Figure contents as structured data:
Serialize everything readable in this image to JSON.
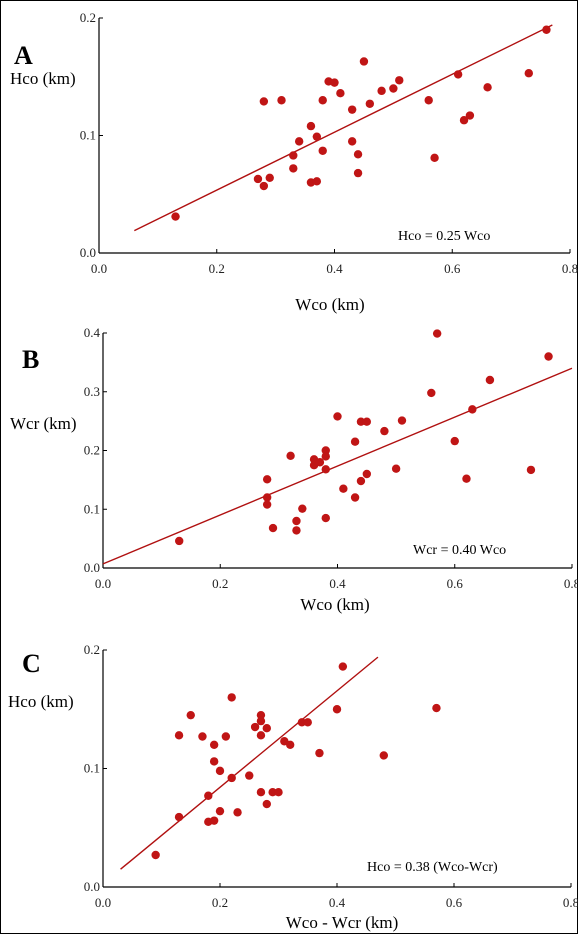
{
  "chart_data": [
    {
      "type": "scatter",
      "panel_label": "A",
      "ylabel": "Hco (km)",
      "xlabel": "Wco (km)",
      "equation": "Hco = 0.25 Wco",
      "xlim": [
        0.0,
        0.8
      ],
      "ylim": [
        0.0,
        0.2
      ],
      "xticks": [
        "0.0",
        "0.2",
        "0.4",
        "0.6",
        "0.8"
      ],
      "yticks": [
        "0.0",
        "0.1",
        "0.2"
      ],
      "xtick_values": [
        0.0,
        0.2,
        0.4,
        0.6,
        0.8
      ],
      "ytick_values": [
        0.0,
        0.1,
        0.2
      ],
      "fit_line": [
        [
          0.06,
          0.019
        ],
        [
          0.77,
          0.194
        ]
      ],
      "x": [
        0.13,
        0.27,
        0.28,
        0.29,
        0.28,
        0.31,
        0.33,
        0.34,
        0.33,
        0.36,
        0.36,
        0.37,
        0.38,
        0.37,
        0.38,
        0.39,
        0.4,
        0.41,
        0.43,
        0.43,
        0.44,
        0.44,
        0.45,
        0.46,
        0.48,
        0.5,
        0.51,
        0.56,
        0.57,
        0.61,
        0.62,
        0.63,
        0.66,
        0.73,
        0.76
      ],
      "y": [
        0.031,
        0.063,
        0.057,
        0.064,
        0.129,
        0.13,
        0.083,
        0.095,
        0.072,
        0.06,
        0.108,
        0.099,
        0.13,
        0.061,
        0.087,
        0.146,
        0.145,
        0.136,
        0.122,
        0.095,
        0.084,
        0.068,
        0.163,
        0.127,
        0.138,
        0.14,
        0.147,
        0.13,
        0.081,
        0.152,
        0.113,
        0.117,
        0.141,
        0.153,
        0.19
      ]
    },
    {
      "type": "scatter",
      "panel_label": "B",
      "ylabel": "Wcr (km)",
      "xlabel": "Wco (km)",
      "equation": "Wcr = 0.40 Wco",
      "xlim": [
        0.0,
        0.8
      ],
      "ylim": [
        0.0,
        0.4
      ],
      "xticks": [
        "0.0",
        "0.2",
        "0.4",
        "0.6",
        "0.8"
      ],
      "yticks": [
        "0.0",
        "0.1",
        "0.2",
        "0.3",
        "0.4"
      ],
      "xtick_values": [
        0.0,
        0.2,
        0.4,
        0.6,
        0.8
      ],
      "ytick_values": [
        0.0,
        0.1,
        0.2,
        0.3,
        0.4
      ],
      "fit_line": [
        [
          0.0,
          0.007
        ],
        [
          0.8,
          0.34
        ]
      ],
      "x": [
        0.13,
        0.28,
        0.28,
        0.28,
        0.29,
        0.32,
        0.33,
        0.34,
        0.33,
        0.36,
        0.36,
        0.37,
        0.38,
        0.38,
        0.38,
        0.38,
        0.4,
        0.41,
        0.43,
        0.43,
        0.44,
        0.44,
        0.45,
        0.45,
        0.48,
        0.5,
        0.51,
        0.56,
        0.57,
        0.6,
        0.62,
        0.63,
        0.66,
        0.73,
        0.76
      ],
      "y": [
        0.046,
        0.151,
        0.12,
        0.108,
        0.068,
        0.191,
        0.08,
        0.101,
        0.064,
        0.175,
        0.185,
        0.18,
        0.2,
        0.085,
        0.19,
        0.168,
        0.258,
        0.135,
        0.12,
        0.215,
        0.249,
        0.148,
        0.249,
        0.16,
        0.233,
        0.169,
        0.251,
        0.298,
        0.399,
        0.216,
        0.152,
        0.27,
        0.32,
        0.167,
        0.36
      ]
    },
    {
      "type": "scatter",
      "panel_label": "C",
      "ylabel": "Hco (km)",
      "xlabel": "Wco - Wcr (km)",
      "equation": "Hco = 0.38 (Wco-Wcr)",
      "xlim": [
        0.0,
        0.8
      ],
      "ylim": [
        0.0,
        0.2
      ],
      "xticks": [
        "0.0",
        "0.2",
        "0.4",
        "0.6",
        "0.8"
      ],
      "yticks": [
        "0.0",
        "0.1",
        "0.2"
      ],
      "xtick_values": [
        0.0,
        0.2,
        0.4,
        0.6,
        0.8
      ],
      "ytick_values": [
        0.0,
        0.1,
        0.2
      ],
      "fit_line": [
        [
          0.03,
          0.015
        ],
        [
          0.47,
          0.194
        ]
      ],
      "x": [
        0.09,
        0.13,
        0.13,
        0.15,
        0.17,
        0.18,
        0.18,
        0.19,
        0.19,
        0.2,
        0.2,
        0.21,
        0.22,
        0.22,
        0.23,
        0.25,
        0.26,
        0.27,
        0.27,
        0.27,
        0.28,
        0.28,
        0.29,
        0.3,
        0.31,
        0.32,
        0.34,
        0.35,
        0.37,
        0.4,
        0.41,
        0.48,
        0.57,
        0.19,
        0.27
      ],
      "y": [
        0.027,
        0.059,
        0.128,
        0.145,
        0.127,
        0.077,
        0.055,
        0.106,
        0.056,
        0.064,
        0.098,
        0.127,
        0.16,
        0.092,
        0.063,
        0.094,
        0.135,
        0.145,
        0.08,
        0.128,
        0.07,
        0.134,
        0.08,
        0.08,
        0.123,
        0.12,
        0.139,
        0.139,
        0.113,
        0.15,
        0.186,
        0.111,
        0.151,
        0.12,
        0.14
      ]
    }
  ],
  "colors": {
    "points": "#c01515",
    "fit_line": "#b01010",
    "axes": "#000000"
  }
}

- INSTRUCTIONS TO FOLLOW: Print the entries above exactly, taking out only the pictures.

- OUTPUT FOR THIS TASK:
Serialize everything readable in this image to JSON.
{
  "chart_data": [
    {
      "type": "scatter",
      "panel_label": "A",
      "ylabel": "Hco (km)",
      "xlabel": "Wco (km)",
      "equation": "Hco = 0.25 Wco",
      "xlim": [
        0.0,
        0.8
      ],
      "ylim": [
        0.0,
        0.2
      ],
      "xticks": [
        "0.0",
        "0.2",
        "0.4",
        "0.6",
        "0.8"
      ],
      "yticks": [
        "0.0",
        "0.1",
        "0.2"
      ],
      "xtick_values": [
        0.0,
        0.2,
        0.4,
        0.6,
        0.8
      ],
      "ytick_values": [
        0.0,
        0.1,
        0.2
      ],
      "fit_line": [
        [
          0.06,
          0.019
        ],
        [
          0.77,
          0.194
        ]
      ],
      "x": [
        0.13,
        0.27,
        0.28,
        0.29,
        0.28,
        0.31,
        0.33,
        0.34,
        0.33,
        0.36,
        0.36,
        0.37,
        0.38,
        0.37,
        0.38,
        0.39,
        0.4,
        0.41,
        0.43,
        0.43,
        0.44,
        0.44,
        0.45,
        0.46,
        0.48,
        0.5,
        0.51,
        0.56,
        0.57,
        0.61,
        0.62,
        0.63,
        0.66,
        0.73,
        0.76
      ],
      "y": [
        0.031,
        0.063,
        0.057,
        0.064,
        0.129,
        0.13,
        0.083,
        0.095,
        0.072,
        0.06,
        0.108,
        0.099,
        0.13,
        0.061,
        0.087,
        0.146,
        0.145,
        0.136,
        0.122,
        0.095,
        0.084,
        0.068,
        0.163,
        0.127,
        0.138,
        0.14,
        0.147,
        0.13,
        0.081,
        0.152,
        0.113,
        0.117,
        0.141,
        0.153,
        0.19
      ]
    },
    {
      "type": "scatter",
      "panel_label": "B",
      "ylabel": "Wcr (km)",
      "xlabel": "Wco (km)",
      "equation": "Wcr = 0.40 Wco",
      "xlim": [
        0.0,
        0.8
      ],
      "ylim": [
        0.0,
        0.4
      ],
      "xticks": [
        "0.0",
        "0.2",
        "0.4",
        "0.6",
        "0.8"
      ],
      "yticks": [
        "0.0",
        "0.1",
        "0.2",
        "0.3",
        "0.4"
      ],
      "xtick_values": [
        0.0,
        0.2,
        0.4,
        0.6,
        0.8
      ],
      "ytick_values": [
        0.0,
        0.1,
        0.2,
        0.3,
        0.4
      ],
      "fit_line": [
        [
          0.0,
          0.007
        ],
        [
          0.8,
          0.34
        ]
      ],
      "x": [
        0.13,
        0.28,
        0.28,
        0.28,
        0.29,
        0.32,
        0.33,
        0.34,
        0.33,
        0.36,
        0.36,
        0.37,
        0.38,
        0.38,
        0.38,
        0.38,
        0.4,
        0.41,
        0.43,
        0.43,
        0.44,
        0.44,
        0.45,
        0.45,
        0.48,
        0.5,
        0.51,
        0.56,
        0.57,
        0.6,
        0.62,
        0.63,
        0.66,
        0.73,
        0.76
      ],
      "y": [
        0.046,
        0.151,
        0.12,
        0.108,
        0.068,
        0.191,
        0.08,
        0.101,
        0.064,
        0.175,
        0.185,
        0.18,
        0.2,
        0.085,
        0.19,
        0.168,
        0.258,
        0.135,
        0.12,
        0.215,
        0.249,
        0.148,
        0.249,
        0.16,
        0.233,
        0.169,
        0.251,
        0.298,
        0.399,
        0.216,
        0.152,
        0.27,
        0.32,
        0.167,
        0.36
      ]
    },
    {
      "type": "scatter",
      "panel_label": "C",
      "ylabel": "Hco (km)",
      "xlabel": "Wco - Wcr (km)",
      "equation": "Hco = 0.38 (Wco-Wcr)",
      "xlim": [
        0.0,
        0.8
      ],
      "ylim": [
        0.0,
        0.2
      ],
      "xticks": [
        "0.0",
        "0.2",
        "0.4",
        "0.6",
        "0.8"
      ],
      "yticks": [
        "0.0",
        "0.1",
        "0.2"
      ],
      "xtick_values": [
        0.0,
        0.2,
        0.4,
        0.6,
        0.8
      ],
      "ytick_values": [
        0.0,
        0.1,
        0.2
      ],
      "fit_line": [
        [
          0.03,
          0.015
        ],
        [
          0.47,
          0.194
        ]
      ],
      "x": [
        0.09,
        0.13,
        0.13,
        0.15,
        0.17,
        0.18,
        0.18,
        0.19,
        0.19,
        0.2,
        0.2,
        0.21,
        0.22,
        0.22,
        0.23,
        0.25,
        0.26,
        0.27,
        0.27,
        0.27,
        0.28,
        0.28,
        0.29,
        0.3,
        0.31,
        0.32,
        0.34,
        0.35,
        0.37,
        0.4,
        0.41,
        0.48,
        0.57,
        0.19,
        0.27
      ],
      "y": [
        0.027,
        0.059,
        0.128,
        0.145,
        0.127,
        0.077,
        0.055,
        0.106,
        0.056,
        0.064,
        0.098,
        0.127,
        0.16,
        0.092,
        0.063,
        0.094,
        0.135,
        0.145,
        0.08,
        0.128,
        0.07,
        0.134,
        0.08,
        0.08,
        0.123,
        0.12,
        0.139,
        0.139,
        0.113,
        0.15,
        0.186,
        0.111,
        0.151,
        0.12,
        0.14
      ]
    }
  ],
  "colors": {
    "points": "#c01515",
    "fit_line": "#b01010",
    "axes": "#000000"
  }
}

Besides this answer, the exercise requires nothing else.